» **The input**
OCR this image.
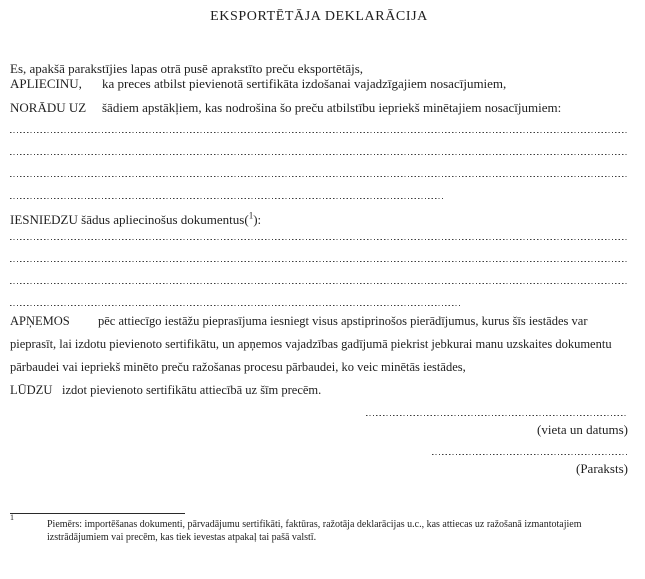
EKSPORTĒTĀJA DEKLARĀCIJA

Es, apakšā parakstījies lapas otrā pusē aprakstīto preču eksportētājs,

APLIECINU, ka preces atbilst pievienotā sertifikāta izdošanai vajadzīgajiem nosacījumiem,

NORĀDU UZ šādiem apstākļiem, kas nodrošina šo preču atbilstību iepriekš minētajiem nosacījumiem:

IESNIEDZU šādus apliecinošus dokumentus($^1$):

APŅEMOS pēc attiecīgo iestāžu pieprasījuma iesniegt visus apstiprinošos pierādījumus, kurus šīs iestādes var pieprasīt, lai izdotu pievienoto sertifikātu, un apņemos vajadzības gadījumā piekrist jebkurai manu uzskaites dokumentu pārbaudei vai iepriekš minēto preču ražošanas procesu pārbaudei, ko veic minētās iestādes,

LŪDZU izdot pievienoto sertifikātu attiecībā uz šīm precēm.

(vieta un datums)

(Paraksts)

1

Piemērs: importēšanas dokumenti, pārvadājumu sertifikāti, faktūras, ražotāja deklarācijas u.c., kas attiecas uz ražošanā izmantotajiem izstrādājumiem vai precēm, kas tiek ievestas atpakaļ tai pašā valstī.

» **Stated exercise**
Pictures in the records above are not copied; print everything else exactly.

» **Exercise response**
OCR this image.
EKSPORTĒTĀJA DEKLARĀCIJA

Es, apakšā parakstījies lapas otrā pusē aprakstīto preču eksportētājs,

APLIECINU, ka preces atbilst pievienotā sertifikāta izdošanai vajadzīgajiem nosacījumiem,

NORĀDU UZ šādiem apstākļiem, kas nodrošina šo preču atbilstību iepriekš minētajiem nosacījumiem:

IESNIEDZU šādus apliecinošus dokumentus($^1$):

APŅEMOS pēc attiecīgo iestāžu pieprasījuma iesniegt visus apstiprinošos pierādījumus, kurus šīs iestādes var pieprasīt, lai izdotu pievienoto sertifikātu, un apņemos vajadzības gadījumā piekrist jebkurai manu uzskaites dokumentu pārbaudei vai iepriekš minēto preču ražošanas procesu pārbaudei, ko veic minētās iestādes,

LŪDZU izdot pievienoto sertifikātu attiecībā uz šīm precēm.

(vieta un datums)

(Paraksts)

1

Piemērs: importēšanas dokumenti, pārvadājumu sertifikāti, faktūras, ražotāja deklarācijas u.c., kas attiecas uz ražošanā izmantotajiem izstrādājumiem vai precēm, kas tiek ievestas atpakaļ tai pašā valstī.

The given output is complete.